■ Objective ■
Search the entries for the word "grid" and pull out each line that has it.

━━━━━ Data supplied ━━━━━

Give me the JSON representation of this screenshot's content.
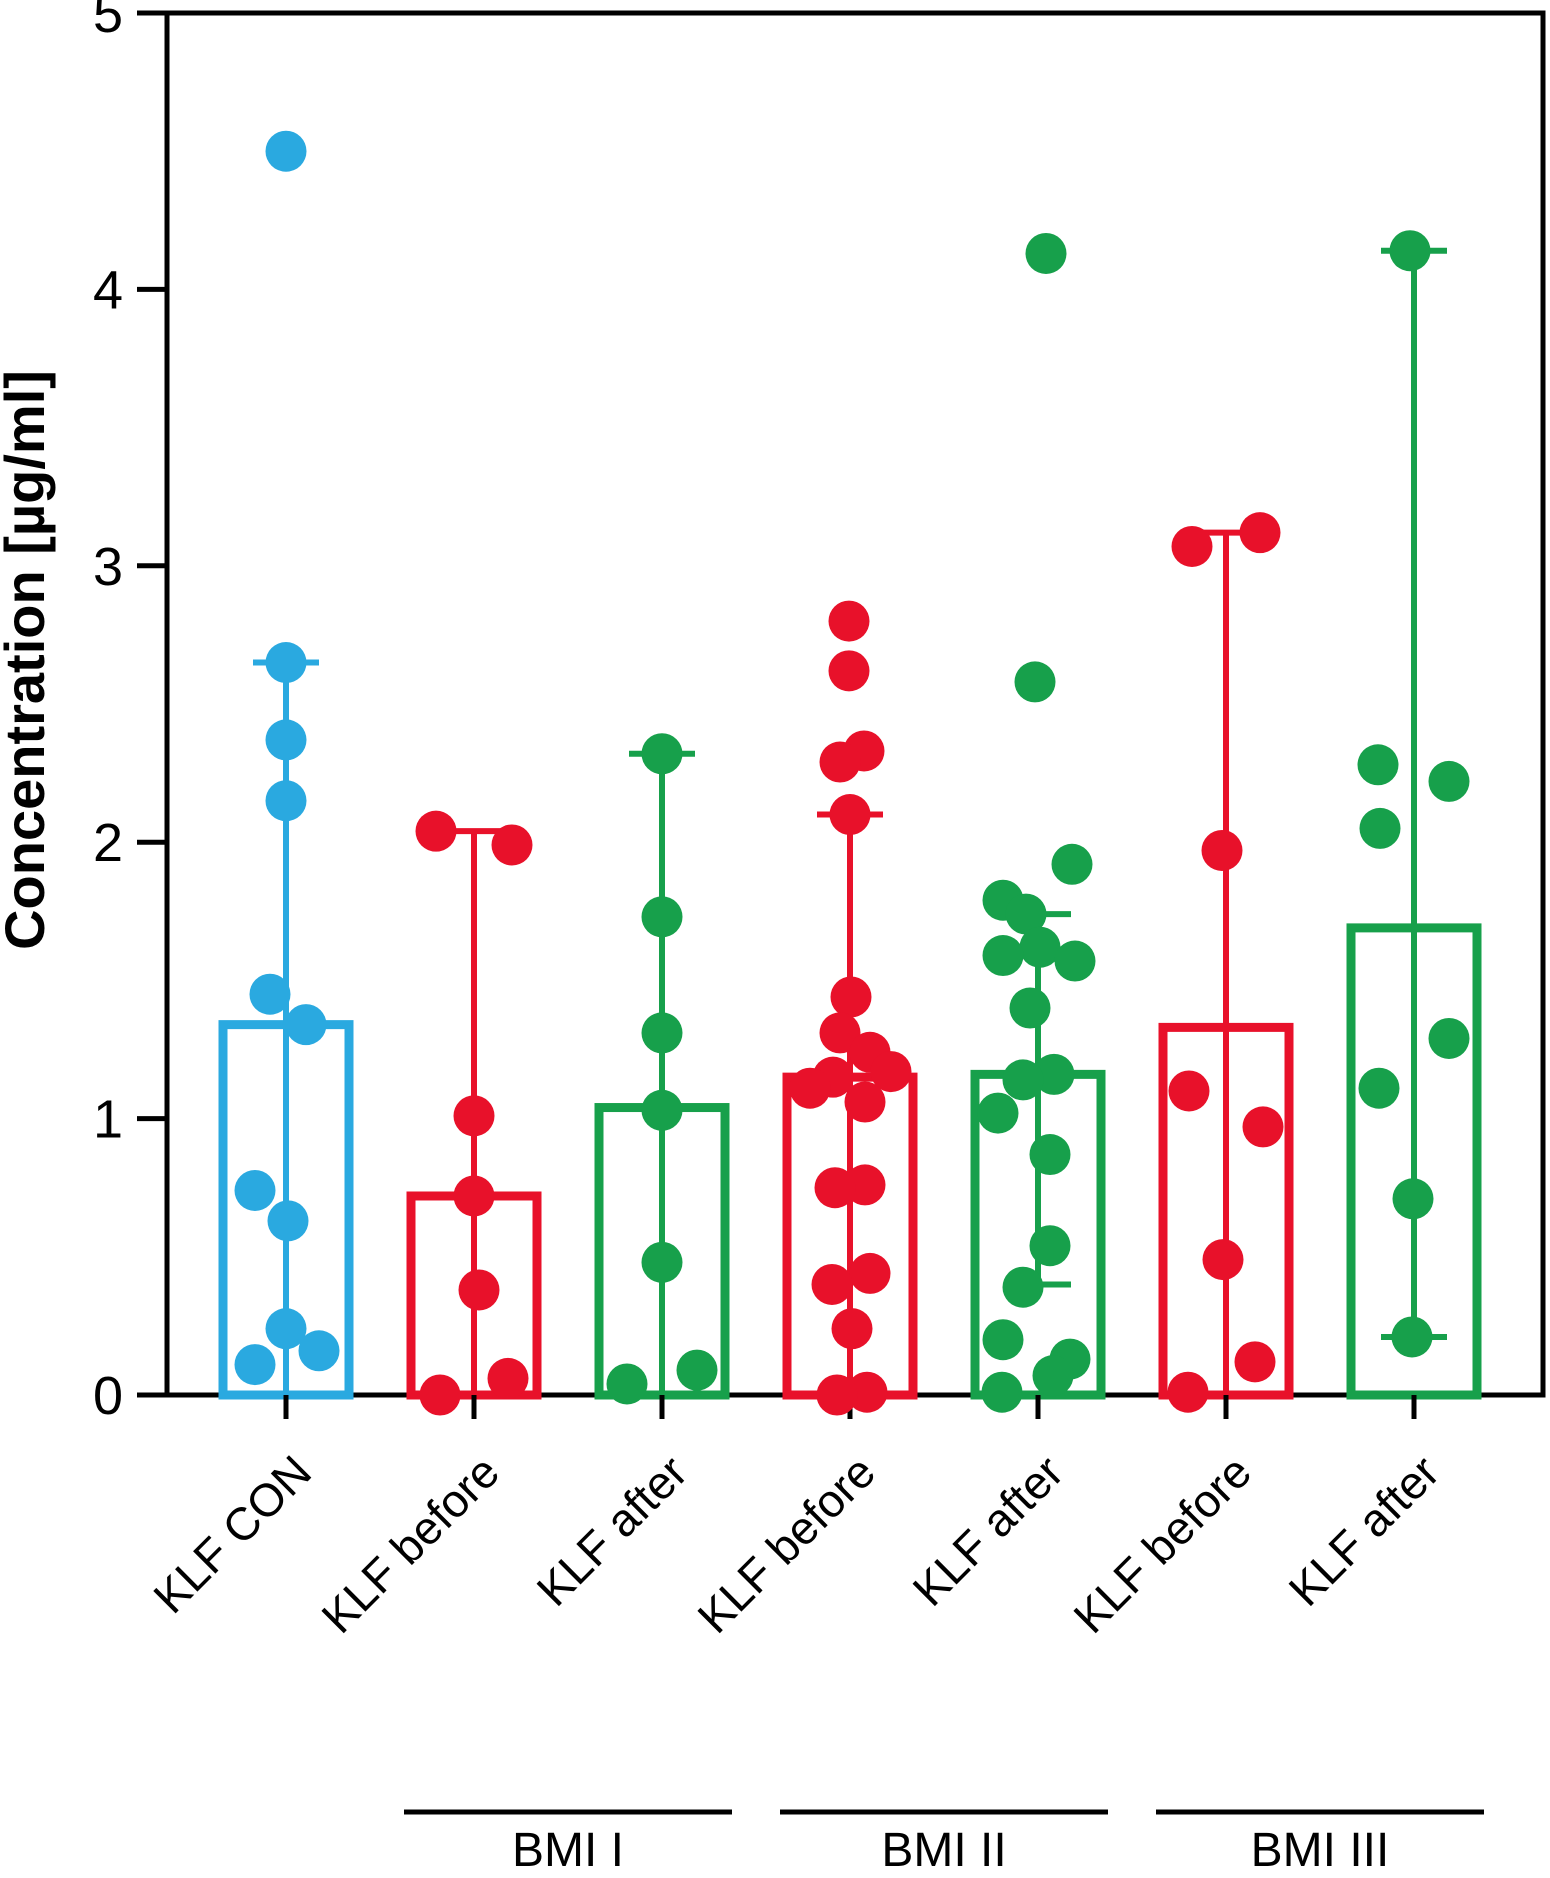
{
  "figure": {
    "background": "#ffffff",
    "frame_color": "#000000"
  },
  "chart_data": {
    "type": "bar",
    "title": "",
    "subtitle": "",
    "ylabel": "Concentration [µg/ml]",
    "xlabel": "",
    "ylim": [
      0,
      5
    ],
    "yticks": [
      "0",
      "1",
      "2",
      "3",
      "4",
      "5"
    ],
    "grid": false,
    "legend": false,
    "categories": [
      "KLF CON",
      "KLF before",
      "KLF after",
      "KLF before",
      "KLF after",
      "KLF before",
      "KLF after"
    ],
    "groups": [
      {
        "label": "BMI I",
        "columns": [
          1,
          2
        ]
      },
      {
        "label": "BMI II",
        "columns": [
          3,
          4
        ]
      },
      {
        "label": "BMI III",
        "columns": [
          5,
          6
        ]
      }
    ],
    "palette": {
      "control_blue": "#2AA9E0",
      "before_red": "#E8112A",
      "after_green": "#17A04B",
      "axis_black": "#000000"
    },
    "series": [
      {
        "category": "KLF CON",
        "role": "control",
        "color": "#2AA9E0",
        "bar_mean": 1.34,
        "whisker_top": 2.65,
        "whisker_bottom": 0,
        "bottom_cap": false,
        "points": [
          {
            "v": 4.5,
            "dx": 0
          },
          {
            "v": 2.65,
            "dx": 0
          },
          {
            "v": 2.37,
            "dx": 0
          },
          {
            "v": 2.15,
            "dx": 0
          },
          {
            "v": 1.45,
            "dx": -16
          },
          {
            "v": 1.34,
            "dx": 20
          },
          {
            "v": 0.74,
            "dx": -31
          },
          {
            "v": 0.63,
            "dx": 2
          },
          {
            "v": 0.24,
            "dx": 0
          },
          {
            "v": 0.16,
            "dx": 33
          },
          {
            "v": 0.11,
            "dx": -31
          }
        ]
      },
      {
        "category": "KLF before",
        "role": "before",
        "color": "#E8112A",
        "bar_mean": 0.72,
        "whisker_top": 2.04,
        "whisker_bottom": 0,
        "bottom_cap": false,
        "points": [
          {
            "v": 2.04,
            "dx": -38
          },
          {
            "v": 1.99,
            "dx": 38
          },
          {
            "v": 1.01,
            "dx": 0
          },
          {
            "v": 0.72,
            "dx": 0
          },
          {
            "v": 0.38,
            "dx": 5
          },
          {
            "v": 0.06,
            "dx": 34
          },
          {
            "v": 0.0,
            "dx": -34
          }
        ]
      },
      {
        "category": "KLF after",
        "role": "after",
        "color": "#17A04B",
        "bar_mean": 1.04,
        "whisker_top": 2.32,
        "whisker_bottom": 0,
        "bottom_cap": false,
        "points": [
          {
            "v": 2.32,
            "dx": 0
          },
          {
            "v": 1.73,
            "dx": 0
          },
          {
            "v": 1.31,
            "dx": 0
          },
          {
            "v": 1.03,
            "dx": 0
          },
          {
            "v": 0.48,
            "dx": 0
          },
          {
            "v": 0.09,
            "dx": 35
          },
          {
            "v": 0.04,
            "dx": -35
          }
        ]
      },
      {
        "category": "KLF before",
        "role": "before",
        "color": "#E8112A",
        "bar_mean": 1.15,
        "whisker_top": 2.1,
        "whisker_bottom": 0,
        "bottom_cap": false,
        "points": [
          {
            "v": 2.8,
            "dx": -1
          },
          {
            "v": 2.62,
            "dx": -1
          },
          {
            "v": 2.33,
            "dx": 14
          },
          {
            "v": 2.29,
            "dx": -10
          },
          {
            "v": 2.1,
            "dx": 0
          },
          {
            "v": 1.44,
            "dx": 1
          },
          {
            "v": 1.31,
            "dx": -10
          },
          {
            "v": 1.24,
            "dx": 20
          },
          {
            "v": 1.17,
            "dx": 41
          },
          {
            "v": 1.15,
            "dx": -17
          },
          {
            "v": 1.11,
            "dx": -40
          },
          {
            "v": 1.06,
            "dx": 15
          },
          {
            "v": 0.76,
            "dx": 15
          },
          {
            "v": 0.75,
            "dx": -15
          },
          {
            "v": 0.44,
            "dx": 20
          },
          {
            "v": 0.4,
            "dx": -18
          },
          {
            "v": 0.24,
            "dx": 2
          },
          {
            "v": 0.01,
            "dx": 17
          },
          {
            "v": 0.0,
            "dx": -13
          }
        ]
      },
      {
        "category": "KLF after",
        "role": "after",
        "color": "#17A04B",
        "bar_mean": 1.16,
        "whisker_top": 1.74,
        "whisker_bottom": 0.4,
        "bottom_cap": true,
        "points": [
          {
            "v": 4.13,
            "dx": 8
          },
          {
            "v": 2.58,
            "dx": -3
          },
          {
            "v": 1.92,
            "dx": 34
          },
          {
            "v": 1.79,
            "dx": -35
          },
          {
            "v": 1.74,
            "dx": -12
          },
          {
            "v": 1.62,
            "dx": 2
          },
          {
            "v": 1.59,
            "dx": -35
          },
          {
            "v": 1.57,
            "dx": 37
          },
          {
            "v": 1.4,
            "dx": -8
          },
          {
            "v": 1.16,
            "dx": 16
          },
          {
            "v": 1.14,
            "dx": -15
          },
          {
            "v": 1.02,
            "dx": -40
          },
          {
            "v": 0.87,
            "dx": 12
          },
          {
            "v": 0.54,
            "dx": 12
          },
          {
            "v": 0.39,
            "dx": -15
          },
          {
            "v": 0.2,
            "dx": -35
          },
          {
            "v": 0.13,
            "dx": 32
          },
          {
            "v": 0.07,
            "dx": 15
          },
          {
            "v": 0.01,
            "dx": -36
          }
        ]
      },
      {
        "category": "KLF before",
        "role": "before",
        "color": "#E8112A",
        "bar_mean": 1.33,
        "whisker_top": 3.12,
        "whisker_bottom": 0,
        "bottom_cap": false,
        "points": [
          {
            "v": 3.12,
            "dx": 34
          },
          {
            "v": 3.07,
            "dx": -34
          },
          {
            "v": 1.97,
            "dx": -4
          },
          {
            "v": 1.1,
            "dx": -37
          },
          {
            "v": 0.97,
            "dx": 37
          },
          {
            "v": 0.49,
            "dx": -3
          },
          {
            "v": 0.12,
            "dx": 29
          },
          {
            "v": 0.01,
            "dx": -38
          }
        ]
      },
      {
        "category": "KLF after",
        "role": "after",
        "color": "#17A04B",
        "bar_mean": 1.69,
        "whisker_top": 4.14,
        "whisker_bottom": 0.21,
        "bottom_cap": true,
        "points": [
          {
            "v": 4.14,
            "dx": -4
          },
          {
            "v": 2.28,
            "dx": -36
          },
          {
            "v": 2.22,
            "dx": 35
          },
          {
            "v": 2.05,
            "dx": -34
          },
          {
            "v": 1.29,
            "dx": 35
          },
          {
            "v": 1.11,
            "dx": -35
          },
          {
            "v": 0.71,
            "dx": -1
          },
          {
            "v": 0.21,
            "dx": -2
          }
        ]
      }
    ]
  }
}
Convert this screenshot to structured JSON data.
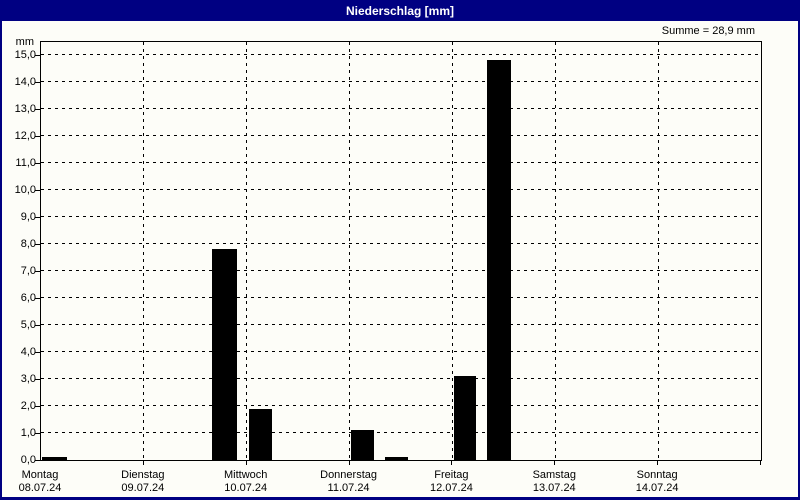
{
  "window": {
    "title": "Niederschlag [mm]"
  },
  "summary": {
    "label": "Summe = 28,9 mm",
    "sum_mm": 28.9
  },
  "colors": {
    "titlebar": "#000082",
    "window_border": "#000082",
    "background": "#fdfdf8",
    "bar": "#000000",
    "grid": "#000000",
    "text": "#000000",
    "title_text": "#ffffff"
  },
  "chart_data": {
    "type": "bar",
    "title": "Niederschlag [mm]",
    "ylabel": "mm",
    "unit": "mm",
    "ylim": [
      0,
      15.5
    ],
    "ytick_step": 1.0,
    "ytick_labels": [
      "0,0",
      "1,0",
      "2,0",
      "3,0",
      "4,0",
      "5,0",
      "6,0",
      "7,0",
      "8,0",
      "9,0",
      "10,0",
      "11,0",
      "12,0",
      "13,0",
      "14,0",
      "15,0"
    ],
    "grid": "dashed-horizontal-per-mm-and-vertical-per-day",
    "legend": "none",
    "sum_label": "Summe = 28,9 mm",
    "sum_mm": 28.9,
    "days": [
      {
        "weekday": "Montag",
        "date": "08.07.24"
      },
      {
        "weekday": "Dienstag",
        "date": "09.07.24"
      },
      {
        "weekday": "Mittwoch",
        "date": "10.07.24"
      },
      {
        "weekday": "Donnerstag",
        "date": "11.07.24"
      },
      {
        "weekday": "Freitag",
        "date": "12.07.24"
      },
      {
        "weekday": "Samstag",
        "date": "13.07.24"
      },
      {
        "weekday": "Sonntag",
        "date": "14.07.24"
      }
    ],
    "bars": [
      {
        "day": "Montag 08.07.24",
        "value_mm": 0.1,
        "pos_days": 0.01,
        "width_days": 0.24
      },
      {
        "day": "Dienstag 09.07.24",
        "value_mm": 7.8,
        "pos_days": 1.66,
        "width_days": 0.25
      },
      {
        "day": "Mittwoch 10.07.24",
        "value_mm": 1.9,
        "pos_days": 2.02,
        "width_days": 0.23
      },
      {
        "day": "Donnerstag 11.07.24",
        "value_mm": 1.1,
        "pos_days": 3.01,
        "width_days": 0.23
      },
      {
        "day": "Donnerstag 11.07.24",
        "value_mm": 0.1,
        "pos_days": 3.34,
        "width_days": 0.23
      },
      {
        "day": "Freitag 12.07.24",
        "value_mm": 3.1,
        "pos_days": 4.02,
        "width_days": 0.21
      },
      {
        "day": "Freitag 12.07.24",
        "value_mm": 14.8,
        "pos_days": 4.34,
        "width_days": 0.23
      }
    ]
  }
}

━━━━━

■ Response to this task ■
    "grid": false,
    "grid": "#000000",
    "grid": "dashed-horizontal-per-mm-and-vertical-per-day",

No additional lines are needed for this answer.